• [DATA FOR THIS EXERCISE]:
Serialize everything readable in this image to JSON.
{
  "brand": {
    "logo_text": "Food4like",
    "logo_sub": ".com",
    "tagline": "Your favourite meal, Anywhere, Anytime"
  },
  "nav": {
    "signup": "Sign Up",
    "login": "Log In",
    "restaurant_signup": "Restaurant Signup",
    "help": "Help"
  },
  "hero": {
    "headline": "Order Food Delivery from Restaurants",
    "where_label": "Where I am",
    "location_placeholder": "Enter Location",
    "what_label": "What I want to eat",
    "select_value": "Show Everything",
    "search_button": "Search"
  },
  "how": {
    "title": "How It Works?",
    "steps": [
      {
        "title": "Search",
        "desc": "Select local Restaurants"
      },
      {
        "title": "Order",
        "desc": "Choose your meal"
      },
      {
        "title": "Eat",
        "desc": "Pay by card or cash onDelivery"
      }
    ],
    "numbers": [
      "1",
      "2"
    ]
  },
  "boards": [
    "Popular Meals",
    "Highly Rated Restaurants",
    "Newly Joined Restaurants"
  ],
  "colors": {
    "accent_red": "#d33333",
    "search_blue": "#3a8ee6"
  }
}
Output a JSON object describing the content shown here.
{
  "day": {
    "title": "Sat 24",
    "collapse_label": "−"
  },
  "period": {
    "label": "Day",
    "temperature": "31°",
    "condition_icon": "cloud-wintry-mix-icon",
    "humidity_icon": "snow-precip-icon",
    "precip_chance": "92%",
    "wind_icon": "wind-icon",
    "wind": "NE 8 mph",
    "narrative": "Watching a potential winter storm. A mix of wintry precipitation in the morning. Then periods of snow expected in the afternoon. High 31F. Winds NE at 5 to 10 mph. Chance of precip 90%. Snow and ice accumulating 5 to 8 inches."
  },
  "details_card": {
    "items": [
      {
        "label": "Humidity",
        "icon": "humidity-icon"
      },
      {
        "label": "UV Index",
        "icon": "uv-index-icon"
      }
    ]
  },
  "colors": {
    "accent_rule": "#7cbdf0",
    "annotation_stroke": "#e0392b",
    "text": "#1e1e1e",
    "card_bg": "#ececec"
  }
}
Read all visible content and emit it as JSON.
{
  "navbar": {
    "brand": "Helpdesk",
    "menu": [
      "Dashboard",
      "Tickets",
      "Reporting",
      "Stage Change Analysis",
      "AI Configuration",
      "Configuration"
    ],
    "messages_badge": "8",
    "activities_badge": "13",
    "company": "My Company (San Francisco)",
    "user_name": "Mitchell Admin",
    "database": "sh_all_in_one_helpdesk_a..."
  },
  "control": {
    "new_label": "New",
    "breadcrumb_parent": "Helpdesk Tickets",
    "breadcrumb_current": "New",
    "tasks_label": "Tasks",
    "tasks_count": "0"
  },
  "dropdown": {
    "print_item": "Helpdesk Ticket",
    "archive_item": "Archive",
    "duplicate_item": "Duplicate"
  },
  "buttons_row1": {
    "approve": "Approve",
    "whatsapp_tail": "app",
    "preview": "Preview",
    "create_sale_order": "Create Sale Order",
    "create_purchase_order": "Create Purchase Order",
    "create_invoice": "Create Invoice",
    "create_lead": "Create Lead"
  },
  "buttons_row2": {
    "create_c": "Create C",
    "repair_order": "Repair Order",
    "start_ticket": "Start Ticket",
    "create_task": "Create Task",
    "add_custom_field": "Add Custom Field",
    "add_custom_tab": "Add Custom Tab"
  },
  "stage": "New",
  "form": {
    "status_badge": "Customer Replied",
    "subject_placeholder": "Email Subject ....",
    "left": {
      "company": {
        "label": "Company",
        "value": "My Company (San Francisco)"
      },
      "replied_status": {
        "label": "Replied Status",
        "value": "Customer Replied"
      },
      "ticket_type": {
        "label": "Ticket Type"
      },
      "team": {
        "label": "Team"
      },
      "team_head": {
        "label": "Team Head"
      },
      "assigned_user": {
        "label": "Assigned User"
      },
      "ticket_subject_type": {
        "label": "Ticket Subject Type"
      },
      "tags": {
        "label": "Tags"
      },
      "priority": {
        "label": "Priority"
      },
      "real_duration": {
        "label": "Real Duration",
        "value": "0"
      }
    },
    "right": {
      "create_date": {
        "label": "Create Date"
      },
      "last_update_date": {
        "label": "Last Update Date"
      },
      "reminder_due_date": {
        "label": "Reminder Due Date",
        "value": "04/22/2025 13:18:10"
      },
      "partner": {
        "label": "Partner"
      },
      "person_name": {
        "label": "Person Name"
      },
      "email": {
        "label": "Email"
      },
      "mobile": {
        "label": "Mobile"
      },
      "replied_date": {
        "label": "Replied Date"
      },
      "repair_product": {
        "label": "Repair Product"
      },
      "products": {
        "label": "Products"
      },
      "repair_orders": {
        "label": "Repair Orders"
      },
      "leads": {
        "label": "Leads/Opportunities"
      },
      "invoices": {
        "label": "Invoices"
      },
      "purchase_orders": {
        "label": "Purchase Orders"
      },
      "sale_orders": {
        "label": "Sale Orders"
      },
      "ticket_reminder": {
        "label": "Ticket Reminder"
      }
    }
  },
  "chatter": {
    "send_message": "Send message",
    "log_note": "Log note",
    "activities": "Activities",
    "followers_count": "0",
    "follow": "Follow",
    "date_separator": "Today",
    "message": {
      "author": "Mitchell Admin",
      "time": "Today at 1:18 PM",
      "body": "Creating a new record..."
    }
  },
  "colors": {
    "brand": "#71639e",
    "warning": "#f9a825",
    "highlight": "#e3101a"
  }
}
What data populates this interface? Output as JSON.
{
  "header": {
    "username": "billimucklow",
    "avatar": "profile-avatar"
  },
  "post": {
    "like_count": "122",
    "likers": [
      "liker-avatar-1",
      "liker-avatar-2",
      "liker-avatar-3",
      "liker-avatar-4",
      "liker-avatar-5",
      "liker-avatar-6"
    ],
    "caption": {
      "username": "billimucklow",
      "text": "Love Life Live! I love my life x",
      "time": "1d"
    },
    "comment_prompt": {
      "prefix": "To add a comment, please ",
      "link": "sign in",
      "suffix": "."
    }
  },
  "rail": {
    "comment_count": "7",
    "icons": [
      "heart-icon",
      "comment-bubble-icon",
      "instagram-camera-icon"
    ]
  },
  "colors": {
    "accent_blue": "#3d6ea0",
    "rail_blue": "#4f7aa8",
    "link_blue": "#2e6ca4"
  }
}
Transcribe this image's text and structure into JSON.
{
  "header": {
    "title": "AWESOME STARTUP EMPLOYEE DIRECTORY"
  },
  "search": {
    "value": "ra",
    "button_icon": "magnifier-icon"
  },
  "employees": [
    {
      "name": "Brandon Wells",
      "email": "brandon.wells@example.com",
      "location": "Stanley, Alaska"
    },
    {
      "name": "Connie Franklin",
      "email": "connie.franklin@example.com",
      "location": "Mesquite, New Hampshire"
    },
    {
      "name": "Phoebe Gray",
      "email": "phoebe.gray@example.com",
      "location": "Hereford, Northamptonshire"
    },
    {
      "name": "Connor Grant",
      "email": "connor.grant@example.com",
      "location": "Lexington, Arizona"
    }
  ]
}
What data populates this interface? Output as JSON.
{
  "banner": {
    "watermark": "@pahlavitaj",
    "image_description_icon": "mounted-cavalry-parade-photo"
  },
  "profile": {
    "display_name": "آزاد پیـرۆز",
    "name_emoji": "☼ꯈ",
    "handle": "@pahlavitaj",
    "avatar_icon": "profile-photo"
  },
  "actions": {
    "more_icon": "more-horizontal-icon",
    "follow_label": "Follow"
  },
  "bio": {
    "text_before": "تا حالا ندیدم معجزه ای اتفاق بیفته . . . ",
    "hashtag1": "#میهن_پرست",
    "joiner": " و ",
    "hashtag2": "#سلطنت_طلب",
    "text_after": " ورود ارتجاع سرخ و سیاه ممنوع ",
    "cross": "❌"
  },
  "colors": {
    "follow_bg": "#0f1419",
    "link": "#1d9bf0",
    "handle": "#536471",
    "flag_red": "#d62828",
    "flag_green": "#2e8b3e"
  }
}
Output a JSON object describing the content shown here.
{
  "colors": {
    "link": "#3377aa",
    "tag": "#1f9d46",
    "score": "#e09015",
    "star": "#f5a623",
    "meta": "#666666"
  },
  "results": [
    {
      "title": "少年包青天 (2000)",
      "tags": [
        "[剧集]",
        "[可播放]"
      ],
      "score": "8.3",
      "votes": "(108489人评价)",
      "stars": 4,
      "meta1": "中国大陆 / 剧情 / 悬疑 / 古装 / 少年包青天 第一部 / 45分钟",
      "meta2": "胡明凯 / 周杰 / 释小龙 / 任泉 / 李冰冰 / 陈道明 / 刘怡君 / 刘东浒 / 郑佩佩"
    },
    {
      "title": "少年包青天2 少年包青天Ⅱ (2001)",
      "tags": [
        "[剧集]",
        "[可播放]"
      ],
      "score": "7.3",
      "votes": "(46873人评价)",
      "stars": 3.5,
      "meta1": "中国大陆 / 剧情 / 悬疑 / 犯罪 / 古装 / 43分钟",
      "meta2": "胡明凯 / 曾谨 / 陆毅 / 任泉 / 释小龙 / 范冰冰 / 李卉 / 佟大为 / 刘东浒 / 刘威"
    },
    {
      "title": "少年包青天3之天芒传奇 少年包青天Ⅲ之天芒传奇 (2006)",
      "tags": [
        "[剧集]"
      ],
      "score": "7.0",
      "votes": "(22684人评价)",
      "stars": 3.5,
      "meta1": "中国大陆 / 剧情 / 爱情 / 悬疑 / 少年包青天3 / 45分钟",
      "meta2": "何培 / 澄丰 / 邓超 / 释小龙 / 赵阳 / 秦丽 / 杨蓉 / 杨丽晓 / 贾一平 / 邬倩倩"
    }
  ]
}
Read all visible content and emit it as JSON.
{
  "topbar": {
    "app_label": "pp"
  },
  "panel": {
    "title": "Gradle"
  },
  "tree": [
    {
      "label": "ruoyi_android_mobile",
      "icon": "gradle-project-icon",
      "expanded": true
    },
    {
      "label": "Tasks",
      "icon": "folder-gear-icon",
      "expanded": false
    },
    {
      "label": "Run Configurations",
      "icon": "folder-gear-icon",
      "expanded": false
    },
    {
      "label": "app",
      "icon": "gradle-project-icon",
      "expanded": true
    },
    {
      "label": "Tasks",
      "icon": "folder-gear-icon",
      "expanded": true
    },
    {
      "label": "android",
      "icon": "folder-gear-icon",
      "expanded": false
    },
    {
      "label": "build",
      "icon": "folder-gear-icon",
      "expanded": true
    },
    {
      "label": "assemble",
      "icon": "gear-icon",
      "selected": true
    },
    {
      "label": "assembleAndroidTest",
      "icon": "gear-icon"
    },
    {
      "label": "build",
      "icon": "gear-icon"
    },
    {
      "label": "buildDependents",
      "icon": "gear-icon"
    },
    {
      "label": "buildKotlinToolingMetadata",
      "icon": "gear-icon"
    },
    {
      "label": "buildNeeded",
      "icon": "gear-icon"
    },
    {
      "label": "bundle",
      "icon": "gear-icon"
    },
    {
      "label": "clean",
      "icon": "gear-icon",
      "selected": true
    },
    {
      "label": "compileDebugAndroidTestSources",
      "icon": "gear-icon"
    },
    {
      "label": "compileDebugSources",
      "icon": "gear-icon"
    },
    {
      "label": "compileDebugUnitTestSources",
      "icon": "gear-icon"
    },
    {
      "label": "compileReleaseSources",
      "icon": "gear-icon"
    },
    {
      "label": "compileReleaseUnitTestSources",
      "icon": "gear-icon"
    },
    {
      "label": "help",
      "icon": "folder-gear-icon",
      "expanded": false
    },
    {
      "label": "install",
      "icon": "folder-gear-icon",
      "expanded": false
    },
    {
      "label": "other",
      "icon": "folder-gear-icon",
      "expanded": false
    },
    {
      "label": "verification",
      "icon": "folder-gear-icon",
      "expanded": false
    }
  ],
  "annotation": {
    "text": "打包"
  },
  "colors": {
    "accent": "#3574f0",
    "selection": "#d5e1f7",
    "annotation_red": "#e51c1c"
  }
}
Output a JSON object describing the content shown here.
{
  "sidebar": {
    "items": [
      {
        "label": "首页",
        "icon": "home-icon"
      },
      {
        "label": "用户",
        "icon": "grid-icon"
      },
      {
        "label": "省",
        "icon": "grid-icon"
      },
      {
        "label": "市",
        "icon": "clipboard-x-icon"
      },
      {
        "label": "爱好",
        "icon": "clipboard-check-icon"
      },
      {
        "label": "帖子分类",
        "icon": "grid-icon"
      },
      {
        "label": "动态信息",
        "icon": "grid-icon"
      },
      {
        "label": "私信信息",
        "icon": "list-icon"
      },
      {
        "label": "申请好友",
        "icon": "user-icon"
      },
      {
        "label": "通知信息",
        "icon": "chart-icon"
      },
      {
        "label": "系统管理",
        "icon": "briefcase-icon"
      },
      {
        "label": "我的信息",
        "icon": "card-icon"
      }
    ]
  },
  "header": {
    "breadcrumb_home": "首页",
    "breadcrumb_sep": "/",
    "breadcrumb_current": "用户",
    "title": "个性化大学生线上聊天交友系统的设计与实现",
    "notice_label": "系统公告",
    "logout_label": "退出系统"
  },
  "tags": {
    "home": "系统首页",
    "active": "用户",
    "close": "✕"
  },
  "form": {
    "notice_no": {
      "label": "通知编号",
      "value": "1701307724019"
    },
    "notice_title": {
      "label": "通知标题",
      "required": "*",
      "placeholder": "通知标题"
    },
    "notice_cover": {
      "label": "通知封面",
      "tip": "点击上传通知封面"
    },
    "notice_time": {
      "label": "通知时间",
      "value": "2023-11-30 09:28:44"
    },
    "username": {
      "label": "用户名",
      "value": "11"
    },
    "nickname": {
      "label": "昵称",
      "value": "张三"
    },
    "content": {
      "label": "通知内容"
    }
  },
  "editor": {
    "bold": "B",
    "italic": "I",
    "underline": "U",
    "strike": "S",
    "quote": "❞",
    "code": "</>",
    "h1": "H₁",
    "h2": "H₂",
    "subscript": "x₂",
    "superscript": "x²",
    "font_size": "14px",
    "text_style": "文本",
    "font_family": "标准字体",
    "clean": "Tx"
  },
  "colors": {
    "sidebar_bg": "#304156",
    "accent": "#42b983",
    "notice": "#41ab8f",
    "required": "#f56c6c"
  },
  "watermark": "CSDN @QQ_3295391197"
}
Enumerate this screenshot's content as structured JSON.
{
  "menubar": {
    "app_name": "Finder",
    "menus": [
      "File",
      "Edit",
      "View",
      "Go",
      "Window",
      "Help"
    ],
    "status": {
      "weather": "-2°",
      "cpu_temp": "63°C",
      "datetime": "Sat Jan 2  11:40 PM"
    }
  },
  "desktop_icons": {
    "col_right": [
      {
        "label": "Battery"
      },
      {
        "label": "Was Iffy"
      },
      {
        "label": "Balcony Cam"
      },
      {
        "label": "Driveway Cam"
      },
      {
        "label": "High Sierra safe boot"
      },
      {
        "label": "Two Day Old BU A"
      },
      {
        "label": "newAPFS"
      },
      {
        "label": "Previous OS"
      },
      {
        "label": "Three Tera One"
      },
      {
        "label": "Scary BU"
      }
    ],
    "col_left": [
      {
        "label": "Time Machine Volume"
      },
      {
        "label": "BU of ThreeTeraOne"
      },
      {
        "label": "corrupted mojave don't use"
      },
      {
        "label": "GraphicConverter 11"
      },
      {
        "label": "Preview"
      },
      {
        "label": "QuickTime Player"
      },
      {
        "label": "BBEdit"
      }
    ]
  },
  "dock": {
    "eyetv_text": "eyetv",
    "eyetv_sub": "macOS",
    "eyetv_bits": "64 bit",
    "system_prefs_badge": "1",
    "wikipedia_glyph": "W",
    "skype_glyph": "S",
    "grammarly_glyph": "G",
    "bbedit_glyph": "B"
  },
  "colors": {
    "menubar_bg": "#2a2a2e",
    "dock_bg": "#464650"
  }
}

• [AIM]: Collect every line from the records above that contains the word "example".

• [RESULT OF THIS EXERCISE]:
      "email": "brandon.wells@example.com",
      "email": "connie.franklin@example.com",
      "email": "phoebe.gray@example.com",
      "email": "connor.grant@example.com",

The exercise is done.